- Description of the task -
Extract every record, keeping each one exactly as it is.

Records for this exercise start

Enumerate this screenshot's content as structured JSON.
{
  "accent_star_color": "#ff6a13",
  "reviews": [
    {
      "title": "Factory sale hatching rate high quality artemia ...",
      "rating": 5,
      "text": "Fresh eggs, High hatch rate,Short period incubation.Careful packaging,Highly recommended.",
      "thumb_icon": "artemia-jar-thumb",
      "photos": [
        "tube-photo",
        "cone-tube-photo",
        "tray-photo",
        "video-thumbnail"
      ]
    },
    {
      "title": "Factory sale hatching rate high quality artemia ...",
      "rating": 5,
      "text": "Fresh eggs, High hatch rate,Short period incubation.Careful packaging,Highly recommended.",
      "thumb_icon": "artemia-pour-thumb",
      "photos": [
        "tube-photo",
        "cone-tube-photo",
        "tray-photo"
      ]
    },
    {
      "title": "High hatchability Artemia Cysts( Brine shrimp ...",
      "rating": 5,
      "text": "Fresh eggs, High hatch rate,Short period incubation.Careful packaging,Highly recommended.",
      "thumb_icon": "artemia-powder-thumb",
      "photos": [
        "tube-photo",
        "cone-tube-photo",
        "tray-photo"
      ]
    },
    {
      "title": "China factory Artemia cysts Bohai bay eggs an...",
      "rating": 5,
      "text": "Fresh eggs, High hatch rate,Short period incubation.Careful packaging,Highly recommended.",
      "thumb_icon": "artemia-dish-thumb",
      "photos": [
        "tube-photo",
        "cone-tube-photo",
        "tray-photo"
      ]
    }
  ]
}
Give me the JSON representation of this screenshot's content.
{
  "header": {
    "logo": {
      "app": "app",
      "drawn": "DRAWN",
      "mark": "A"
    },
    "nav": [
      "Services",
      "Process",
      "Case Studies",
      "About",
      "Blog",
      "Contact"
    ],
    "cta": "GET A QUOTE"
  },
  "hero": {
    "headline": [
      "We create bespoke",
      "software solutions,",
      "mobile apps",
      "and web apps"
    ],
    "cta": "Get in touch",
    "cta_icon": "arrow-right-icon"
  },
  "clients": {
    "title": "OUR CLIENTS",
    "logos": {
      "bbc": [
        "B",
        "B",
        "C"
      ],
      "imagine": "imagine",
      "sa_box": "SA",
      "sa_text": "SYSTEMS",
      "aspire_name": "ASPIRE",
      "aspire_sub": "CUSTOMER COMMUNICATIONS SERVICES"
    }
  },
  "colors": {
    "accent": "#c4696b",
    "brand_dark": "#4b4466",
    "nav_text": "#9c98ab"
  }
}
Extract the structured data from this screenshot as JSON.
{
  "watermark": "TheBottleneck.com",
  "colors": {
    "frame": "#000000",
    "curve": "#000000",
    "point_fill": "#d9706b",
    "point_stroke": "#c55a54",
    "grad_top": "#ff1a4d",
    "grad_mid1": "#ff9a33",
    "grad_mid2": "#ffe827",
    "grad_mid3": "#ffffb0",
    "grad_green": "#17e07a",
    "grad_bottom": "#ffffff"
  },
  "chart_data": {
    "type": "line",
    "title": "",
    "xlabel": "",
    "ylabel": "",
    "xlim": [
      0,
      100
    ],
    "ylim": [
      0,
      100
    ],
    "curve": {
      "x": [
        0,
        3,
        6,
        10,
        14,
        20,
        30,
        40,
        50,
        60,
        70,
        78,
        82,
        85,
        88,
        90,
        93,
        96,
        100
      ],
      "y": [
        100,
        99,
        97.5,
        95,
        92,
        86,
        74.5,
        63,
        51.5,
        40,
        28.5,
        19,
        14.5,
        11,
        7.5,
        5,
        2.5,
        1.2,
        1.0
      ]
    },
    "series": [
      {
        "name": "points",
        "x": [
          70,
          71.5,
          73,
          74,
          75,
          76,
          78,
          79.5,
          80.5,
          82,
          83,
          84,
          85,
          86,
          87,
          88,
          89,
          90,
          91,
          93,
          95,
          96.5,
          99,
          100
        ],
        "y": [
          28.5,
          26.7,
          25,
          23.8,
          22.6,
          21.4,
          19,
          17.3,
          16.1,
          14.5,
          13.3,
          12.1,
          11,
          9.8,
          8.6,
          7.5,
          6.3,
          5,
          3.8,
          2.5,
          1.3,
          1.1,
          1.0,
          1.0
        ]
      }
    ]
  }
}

Records for this exercise end

- Full response -
Enumerate this screenshot's content as structured JSON.
{
  "accent_star_color": "#ff6a13",
  "reviews": [
    {
      "title": "Factory sale hatching rate high quality artemia ...",
      "rating": 5,
      "text": "Fresh eggs, High hatch rate,Short period incubation.Careful packaging,Highly recommended.",
      "thumb_icon": "artemia-jar-thumb",
      "photos": [
        "tube-photo",
        "cone-tube-photo",
        "tray-photo",
        "video-thumbnail"
      ]
    },
    {
      "title": "Factory sale hatching rate high quality artemia ...",
      "rating": 5,
      "text": "Fresh eggs, High hatch rate,Short period incubation.Careful packaging,Highly recommended.",
      "thumb_icon": "artemia-pour-thumb",
      "photos": [
        "tube-photo",
        "cone-tube-photo",
        "tray-photo"
      ]
    },
    {
      "title": "High hatchability Artemia Cysts( Brine shrimp ...",
      "rating": 5,
      "text": "Fresh eggs, High hatch rate,Short period incubation.Careful packaging,Highly recommended.",
      "thumb_icon": "artemia-powder-thumb",
      "photos": [
        "tube-photo",
        "cone-tube-photo",
        "tray-photo"
      ]
    },
    {
      "title": "China factory Artemia cysts Bohai bay eggs an...",
      "rating": 5,
      "text": "Fresh eggs, High hatch rate,Short period incubation.Careful packaging,Highly recommended.",
      "thumb_icon": "artemia-dish-thumb",
      "photos": [
        "tube-photo",
        "cone-tube-photo",
        "tray-photo"
      ]
    }
  ]
}
Give me the JSON representation of this screenshot's content.
{
  "header": {
    "logo": {
      "app": "app",
      "drawn": "DRAWN",
      "mark": "A"
    },
    "nav": [
      "Services",
      "Process",
      "Case Studies",
      "About",
      "Blog",
      "Contact"
    ],
    "cta": "GET A QUOTE"
  },
  "hero": {
    "headline": [
      "We create bespoke",
      "software solutions,",
      "mobile apps",
      "and web apps"
    ],
    "cta": "Get in touch",
    "cta_icon": "arrow-right-icon"
  },
  "clients": {
    "title": "OUR CLIENTS",
    "logos": {
      "bbc": [
        "B",
        "B",
        "C"
      ],
      "imagine": "imagine",
      "sa_box": "SA",
      "sa_text": "SYSTEMS",
      "aspire_name": "ASPIRE",
      "aspire_sub": "CUSTOMER COMMUNICATIONS SERVICES"
    }
  },
  "colors": {
    "accent": "#c4696b",
    "brand_dark": "#4b4466",
    "nav_text": "#9c98ab"
  }
}
Extract the structured data from this screenshot as JSON.
{
  "watermark": "TheBottleneck.com",
  "colors": {
    "frame": "#000000",
    "curve": "#000000",
    "point_fill": "#d9706b",
    "point_stroke": "#c55a54",
    "grad_top": "#ff1a4d",
    "grad_mid1": "#ff9a33",
    "grad_mid2": "#ffe827",
    "grad_mid3": "#ffffb0",
    "grad_green": "#17e07a",
    "grad_bottom": "#ffffff"
  },
  "chart_data": {
    "type": "line",
    "title": "",
    "xlabel": "",
    "ylabel": "",
    "xlim": [
      0,
      100
    ],
    "ylim": [
      0,
      100
    ],
    "curve": {
      "x": [
        0,
        3,
        6,
        10,
        14,
        20,
        30,
        40,
        50,
        60,
        70,
        78,
        82,
        85,
        88,
        90,
        93,
        96,
        100
      ],
      "y": [
        100,
        99,
        97.5,
        95,
        92,
        86,
        74.5,
        63,
        51.5,
        40,
        28.5,
        19,
        14.5,
        11,
        7.5,
        5,
        2.5,
        1.2,
        1.0
      ]
    },
    "series": [
      {
        "name": "points",
        "x": [
          70,
          71.5,
          73,
          74,
          75,
          76,
          78,
          79.5,
          80.5,
          82,
          83,
          84,
          85,
          86,
          87,
          88,
          89,
          90,
          91,
          93,
          95,
          96.5,
          99,
          100
        ],
        "y": [
          28.5,
          26.7,
          25,
          23.8,
          22.6,
          21.4,
          19,
          17.3,
          16.1,
          14.5,
          13.3,
          12.1,
          11,
          9.8,
          8.6,
          7.5,
          6.3,
          5,
          3.8,
          2.5,
          1.3,
          1.1,
          1.0,
          1.0
        ]
      }
    ]
  }
}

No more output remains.